GOAL:
Of all the lines in the material below, how many include the string "regulators"? Give the number only.

RECORDS TO USE:
* start *
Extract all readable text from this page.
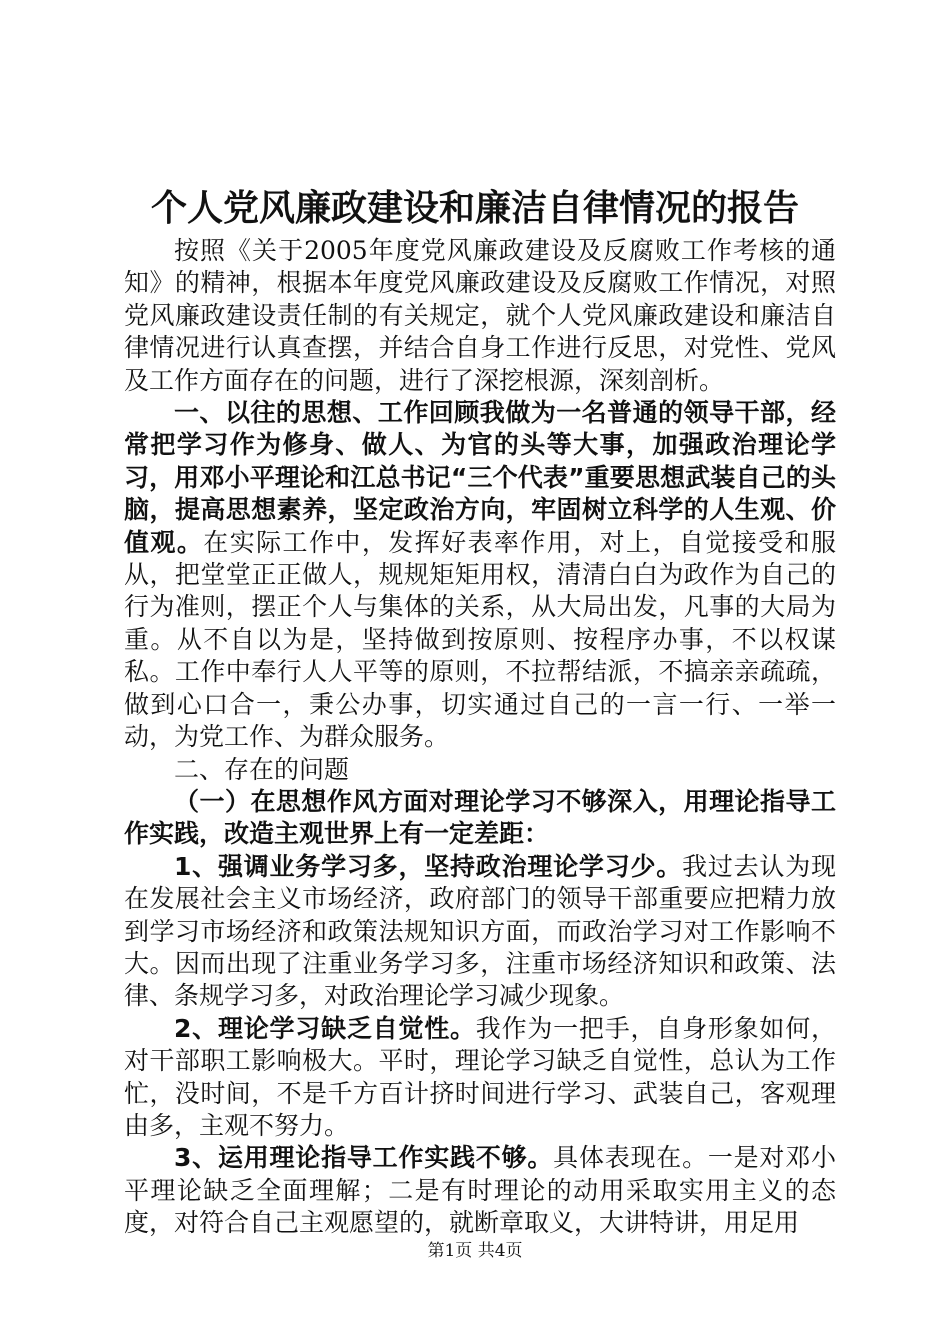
个人党风廉政建设和廉洁自律情况的报告

按照《关于2005年度党风廉政建设及反腐败工作考核的通知》的精神，根据本年度党风廉政建设及反腐败工作情况，对照党风廉政建设责任制的有关规定，就个人党风廉政建设和廉洁自律情况进行认真查摆，并结合自身工作进行反思，对党性、党风及工作方面存在的问题，进行了深挖根源，深刻剖析。

一、以往的思想、工作回顾我做为一名普通的领导干部，经常把学习作为修身、做人、为官的头等大事，加强政治理论学习，用邓小平理论和江总书记“三个代表”重要思想武装自己的头脑，提高思想素养，坚定政治方向，牢固树立科学的人生观、价值观。在实际工作中，发挥好表率作用，对上，自觉接受和服从，把堂堂正正做人，规规矩矩用权，清清白白为政作为自己的行为准则，摆正个人与集体的关系，从大局出发，凡事的大局为重。从不自以为是，坚持做到按原则、按程序办事，不以权谋私。工作中奉行人人平等的原则，不拉帮结派，不搞亲亲疏疏，做到心口合一，秉公办事，切实通过自己的一言一行、一举一动，为党工作、为群众服务。

二、存在的问题

（一）在思想作风方面对理论学习不够深入，用理论指导工作实践，改造主观世界上有一定差距：

1、强调业务学习多，坚持政治理论学习少。我过去认为现在发展社会主义市场经济，政府部门的领导干部重要应把精力放到学习市场经济和政策法规知识方面，而政治学习对工作影响不大。因而出现了注重业务学习多，注重市场经济知识和政策、法律、条规学习多，对政治理论学习减少现象。

2、理论学习缺乏自觉性。我作为一把手，自身形象如何，对干部职工影响极大。平时，理论学习缺乏自觉性，总认为工作忙，没时间，不是千方百计挤时间进行学习、武装自己，客观理由多，主观不努力。

3、运用理论指导工作实践不够。具体表现在。一是对邓小平理论缺乏全面理解；二是有时理论的动用采取实用主义的态度，对符合自己主观愿望的，就断章取义，大讲特讲，用足用

第1页 共4页
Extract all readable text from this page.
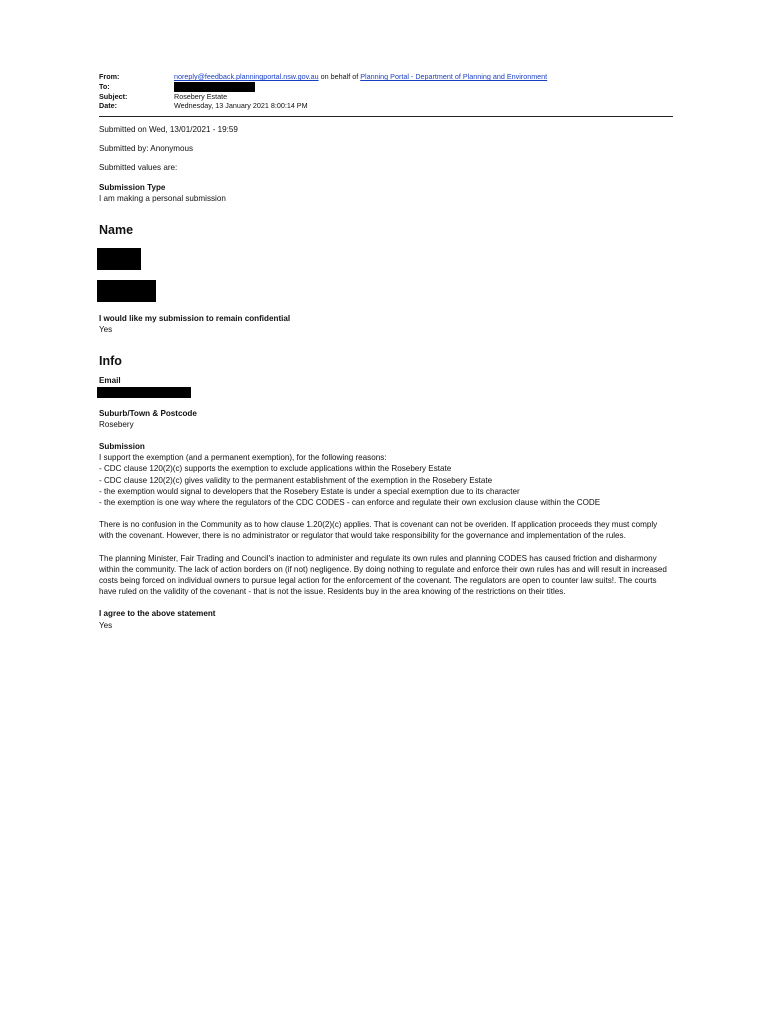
From:	noreply@feedback.planningportal.nsw.gov.au on behalf of Planning Portal - Department of Planning and Environment
To:
Subject:	Rosebery Estate
Date:	Wednesday, 13 January 2021 8:00:14 PM

Submitted on Wed, 13/01/2021 - 19:59

Submitted by: Anonymous

Submitted values are:

Submission Type

I am making a personal submission

Name

I would like my submission to remain confidential

Yes

Info

Email

Suburb/Town & Postcode

Rosebery

Submission

I support the exemption (and a permanent exemption), for the following reasons:

- CDC clause 120(2)(c) supports the exemption to exclude applications within the Rosebery Estate

- CDC clause 120(2)(c) gives validity to the permanent establishment of the exemption in the Rosebery Estate

- the exemption would signal to developers that the Rosebery Estate is under a special exemption due to its character

- the exemption is one way where the regulators of the CDC CODES - can enforce and regulate their own exclusion clause within the CODE

There is no confusion in the Community as to how clause 1.20(2)(c) applies. That is covenant can not be overiden. If application proceeds they must comply with the covenant. However, there is no administrator or regulator that would take responsibility for the governance and implementation of the rules.

The planning Minister, Fair Trading and Council's inaction to administer and regulate its own rules and planning CODES has caused friction and disharmony within the community. The lack of action borders on (if not) negligence. By doing nothing to regulate and enforce their own rules has and will result in increased costs being forced on individual owners to pursue legal action for the enforcement of the covenant. The regulators are open to counter law suits!. The courts have ruled on the validity of the covenant - that is not the issue. Residents buy in the area knowing of the restrictions on their titles.

I agree to the above statement

Yes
* end *
THE RESULT:
2